→ What you will do
Reproduce the listing below without any change.

--- START ---

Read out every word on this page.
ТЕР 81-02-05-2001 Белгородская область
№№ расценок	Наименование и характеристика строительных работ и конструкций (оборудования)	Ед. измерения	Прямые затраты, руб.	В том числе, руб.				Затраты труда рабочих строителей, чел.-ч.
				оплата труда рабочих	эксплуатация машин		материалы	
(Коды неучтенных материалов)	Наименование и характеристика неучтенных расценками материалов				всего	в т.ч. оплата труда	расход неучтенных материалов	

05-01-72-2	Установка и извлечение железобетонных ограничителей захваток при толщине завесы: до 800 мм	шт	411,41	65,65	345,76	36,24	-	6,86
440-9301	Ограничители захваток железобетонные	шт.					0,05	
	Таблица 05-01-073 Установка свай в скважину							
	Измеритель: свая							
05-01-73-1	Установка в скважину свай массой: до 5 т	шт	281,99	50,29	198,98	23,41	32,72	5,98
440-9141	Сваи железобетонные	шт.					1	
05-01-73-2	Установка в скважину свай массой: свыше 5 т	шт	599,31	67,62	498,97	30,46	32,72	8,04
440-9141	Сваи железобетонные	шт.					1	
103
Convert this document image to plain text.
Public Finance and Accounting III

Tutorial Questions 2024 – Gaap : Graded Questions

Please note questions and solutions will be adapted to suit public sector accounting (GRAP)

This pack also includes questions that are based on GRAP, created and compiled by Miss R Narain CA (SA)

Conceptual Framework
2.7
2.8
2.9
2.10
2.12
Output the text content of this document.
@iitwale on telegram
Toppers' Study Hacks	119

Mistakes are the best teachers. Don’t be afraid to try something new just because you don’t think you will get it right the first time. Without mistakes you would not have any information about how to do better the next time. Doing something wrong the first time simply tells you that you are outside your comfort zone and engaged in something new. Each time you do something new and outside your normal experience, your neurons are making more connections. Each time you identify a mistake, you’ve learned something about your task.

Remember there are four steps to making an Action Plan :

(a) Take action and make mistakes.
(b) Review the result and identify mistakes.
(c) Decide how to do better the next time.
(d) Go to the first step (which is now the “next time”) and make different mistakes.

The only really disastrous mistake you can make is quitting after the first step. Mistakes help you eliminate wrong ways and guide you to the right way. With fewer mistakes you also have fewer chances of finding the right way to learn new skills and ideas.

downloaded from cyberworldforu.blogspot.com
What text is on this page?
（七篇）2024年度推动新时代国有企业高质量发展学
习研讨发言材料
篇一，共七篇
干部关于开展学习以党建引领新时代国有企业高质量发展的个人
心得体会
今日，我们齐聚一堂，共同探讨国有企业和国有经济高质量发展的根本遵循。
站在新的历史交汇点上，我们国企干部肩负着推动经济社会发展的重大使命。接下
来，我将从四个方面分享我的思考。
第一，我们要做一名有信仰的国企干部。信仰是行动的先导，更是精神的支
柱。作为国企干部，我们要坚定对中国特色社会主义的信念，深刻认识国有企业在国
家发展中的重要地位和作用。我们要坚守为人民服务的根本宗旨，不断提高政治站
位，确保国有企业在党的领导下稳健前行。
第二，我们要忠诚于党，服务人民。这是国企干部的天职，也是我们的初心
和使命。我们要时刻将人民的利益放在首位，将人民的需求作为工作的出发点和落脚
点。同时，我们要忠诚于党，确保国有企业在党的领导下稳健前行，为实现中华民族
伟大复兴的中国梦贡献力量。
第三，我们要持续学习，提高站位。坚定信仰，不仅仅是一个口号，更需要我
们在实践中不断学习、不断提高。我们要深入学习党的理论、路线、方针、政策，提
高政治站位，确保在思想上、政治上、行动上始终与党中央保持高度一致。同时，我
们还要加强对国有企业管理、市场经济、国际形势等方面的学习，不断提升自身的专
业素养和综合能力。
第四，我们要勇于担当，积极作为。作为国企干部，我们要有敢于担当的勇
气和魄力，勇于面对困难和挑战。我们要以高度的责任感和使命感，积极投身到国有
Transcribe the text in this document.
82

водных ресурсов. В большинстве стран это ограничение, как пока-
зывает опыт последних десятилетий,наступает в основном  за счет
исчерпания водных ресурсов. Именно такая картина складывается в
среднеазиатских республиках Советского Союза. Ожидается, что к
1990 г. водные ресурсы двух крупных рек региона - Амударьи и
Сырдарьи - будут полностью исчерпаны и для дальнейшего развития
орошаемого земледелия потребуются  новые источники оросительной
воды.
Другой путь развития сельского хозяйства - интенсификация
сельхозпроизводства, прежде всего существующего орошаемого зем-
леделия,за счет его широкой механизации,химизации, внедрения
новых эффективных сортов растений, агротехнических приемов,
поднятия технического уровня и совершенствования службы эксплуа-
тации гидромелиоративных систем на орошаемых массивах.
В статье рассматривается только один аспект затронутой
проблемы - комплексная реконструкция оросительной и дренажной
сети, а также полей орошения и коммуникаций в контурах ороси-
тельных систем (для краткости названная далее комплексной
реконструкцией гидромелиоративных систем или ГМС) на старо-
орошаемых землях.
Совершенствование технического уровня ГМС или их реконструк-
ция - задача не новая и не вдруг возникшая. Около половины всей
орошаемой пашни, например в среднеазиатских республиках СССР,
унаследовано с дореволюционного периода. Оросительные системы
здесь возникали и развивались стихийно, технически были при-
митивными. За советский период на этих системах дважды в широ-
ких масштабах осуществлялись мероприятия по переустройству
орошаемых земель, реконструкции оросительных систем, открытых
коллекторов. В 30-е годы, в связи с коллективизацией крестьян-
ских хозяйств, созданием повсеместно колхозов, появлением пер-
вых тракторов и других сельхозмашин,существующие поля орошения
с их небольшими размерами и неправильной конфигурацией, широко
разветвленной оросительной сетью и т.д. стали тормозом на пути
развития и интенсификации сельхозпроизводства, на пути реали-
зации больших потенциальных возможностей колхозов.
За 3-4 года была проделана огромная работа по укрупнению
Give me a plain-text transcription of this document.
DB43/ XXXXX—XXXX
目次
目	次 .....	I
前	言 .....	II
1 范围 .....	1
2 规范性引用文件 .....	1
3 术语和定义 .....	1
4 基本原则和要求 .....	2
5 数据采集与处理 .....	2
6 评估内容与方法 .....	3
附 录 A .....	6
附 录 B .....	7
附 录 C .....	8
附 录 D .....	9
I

--- END ---

→ Exercise response
Read out every word on this page.
ТЕР 81-02-05-2001 Белгородская область
№№ расценок	Наименование и характеристика строительных работ и конструкций (оборудования)	Ед. измерения	Прямые затраты, руб.	В том числе, руб.				Затраты труда рабочих строителей, чел.-ч.
				оплата труда рабочих	эксплуатация машин		материалы	
(Коды неучтенных материалов)	Наименование и характеристика неучтенных расценками материалов				всего	в т.ч. оплата труда	расход неучтенных материалов	

05-01-72-2	Установка и извлечение железобетонных ограничителей захваток при толщине завесы: до 800 мм	шт	411,41	65,65	345,76	36,24	-	6,86
440-9301	Ограничители захваток железобетонные	шт.					0,05	
	Таблица 05-01-073 Установка свай в скважину							
	Измеритель: свая							
05-01-73-1	Установка в скважину свай массой: до 5 т	шт	281,99	50,29	198,98	23,41	32,72	5,98
440-9141	Сваи железобетонные	шт.					1	
05-01-73-2	Установка в скважину свай массой: свыше 5 т	шт	599,31	67,62	498,97	30,46	32,72	8,04
440-9141	Сваи железобетонные	шт.					1	
103
Convert this document image to plain text.
Public Finance and Accounting III

Tutorial Questions 2024 – Gaap : Graded Questions

Please note questions and solutions will be adapted to suit public sector accounting (GRAP)

This pack also includes questions that are based on GRAP, created and compiled by Miss R Narain CA (SA)

Conceptual Framework
2.7
2.8
2.9
2.10
2.12
Output the text content of this document.
@iitwale on telegram
Toppers' Study Hacks	119

Mistakes are the best teachers. Don’t be afraid to try something new just because you don’t think you will get it right the first time. Without mistakes you would not have any information about how to do better the next time. Doing something wrong the first time simply tells you that you are outside your comfort zone and engaged in something new. Each time you do something new and outside your normal experience, your neurons are making more connections. Each time you identify a mistake, you’ve learned something about your task.

Remember there are four steps to making an Action Plan :

(a) Take action and make mistakes.
(b) Review the result and identify mistakes.
(c) Decide how to do better the next time.
(d) Go to the first step (which is now the “next time”) and make different mistakes.

The only really disastrous mistake you can make is quitting after the first step. Mistakes help you eliminate wrong ways and guide you to the right way. With fewer mistakes you also have fewer chances of finding the right way to learn new skills and ideas.

downloaded from cyberworldforu.blogspot.com
What text is on this page?
（七篇）2024年度推动新时代国有企业高质量发展学
习研讨发言材料
篇一，共七篇
干部关于开展学习以党建引领新时代国有企业高质量发展的个人
心得体会
今日，我们齐聚一堂，共同探讨国有企业和国有经济高质量发展的根本遵循。
站在新的历史交汇点上，我们国企干部肩负着推动经济社会发展的重大使命。接下
来，我将从四个方面分享我的思考。
第一，我们要做一名有信仰的国企干部。信仰是行动的先导，更是精神的支
柱。作为国企干部，我们要坚定对中国特色社会主义的信念，深刻认识国有企业在国
家发展中的重要地位和作用。我们要坚守为人民服务的根本宗旨，不断提高政治站
位，确保国有企业在党的领导下稳健前行。
第二，我们要忠诚于党，服务人民。这是国企干部的天职，也是我们的初心
和使命。我们要时刻将人民的利益放在首位，将人民的需求作为工作的出发点和落脚
点。同时，我们要忠诚于党，确保国有企业在党的领导下稳健前行，为实现中华民族
伟大复兴的中国梦贡献力量。
第三，我们要持续学习，提高站位。坚定信仰，不仅仅是一个口号，更需要我
们在实践中不断学习、不断提高。我们要深入学习党的理论、路线、方针、政策，提
高政治站位，确保在思想上、政治上、行动上始终与党中央保持高度一致。同时，我
们还要加强对国有企业管理、市场经济、国际形势等方面的学习，不断提升自身的专
业素养和综合能力。
第四，我们要勇于担当，积极作为。作为国企干部，我们要有敢于担当的勇
气和魄力，勇于面对困难和挑战。我们要以高度的责任感和使命感，积极投身到国有
Transcribe the text in this document.
82

водных ресурсов. В большинстве стран это ограничение, как пока-
зывает опыт последних десятилетий,наступает в основном  за счет
исчерпания водных ресурсов. Именно такая картина складывается в
среднеазиатских республиках Советского Союза. Ожидается, что к
1990 г. водные ресурсы двух крупных рек региона - Амударьи и
Сырдарьи - будут полностью исчерпаны и для дальнейшего развития
орошаемого земледелия потребуются  новые источники оросительной
воды.
Другой путь развития сельского хозяйства - интенсификация
сельхозпроизводства, прежде всего существующего орошаемого зем-
леделия,за счет его широкой механизации,химизации, внедрения
новых эффективных сортов растений, агротехнических приемов,
поднятия технического уровня и совершенствования службы эксплуа-
тации гидромелиоративных систем на орошаемых массивах.
В статье рассматривается только один аспект затронутой
проблемы - комплексная реконструкция оросительной и дренажной
сети, а также полей орошения и коммуникаций в контурах ороси-
тельных систем (для краткости названная далее комплексной
реконструкцией гидромелиоративных систем или ГМС) на старо-
орошаемых землях.
Совершенствование технического уровня ГМС или их реконструк-
ция - задача не новая и не вдруг возникшая. Около половины всей
орошаемой пашни, например в среднеазиатских республиках СССР,
унаследовано с дореволюционного периода. Оросительные системы
здесь возникали и развивались стихийно, технически были при-
митивными. За советский период на этих системах дважды в широ-
ких масштабах осуществлялись мероприятия по переустройству
орошаемых земель, реконструкции оросительных систем, открытых
коллекторов. В 30-е годы, в связи с коллективизацией крестьян-
ских хозяйств, созданием повсеместно колхозов, появлением пер-
вых тракторов и других сельхозмашин,существующие поля орошения
с их небольшими размерами и неправильной конфигурацией, широко
разветвленной оросительной сетью и т.д. стали тормозом на пути
развития и интенсификации сельхозпроизводства, на пути реали-
зации больших потенциальных возможностей колхозов.
За 3-4 года была проделана огромная работа по укрупнению
Give me a plain-text transcription of this document.
DB43/ XXXXX—XXXX
目次
目	次 .....	I
前	言 .....	II
1 范围 .....	1
2 规范性引用文件 .....	1
3 术语和定义 .....	1
4 基本原则和要求 .....	2
5 数据采集与处理 .....	2
6 评估内容与方法 .....	3
附 录 A .....	6
附 录 B .....	7
附 录 C .....	8
附 录 D .....	9
I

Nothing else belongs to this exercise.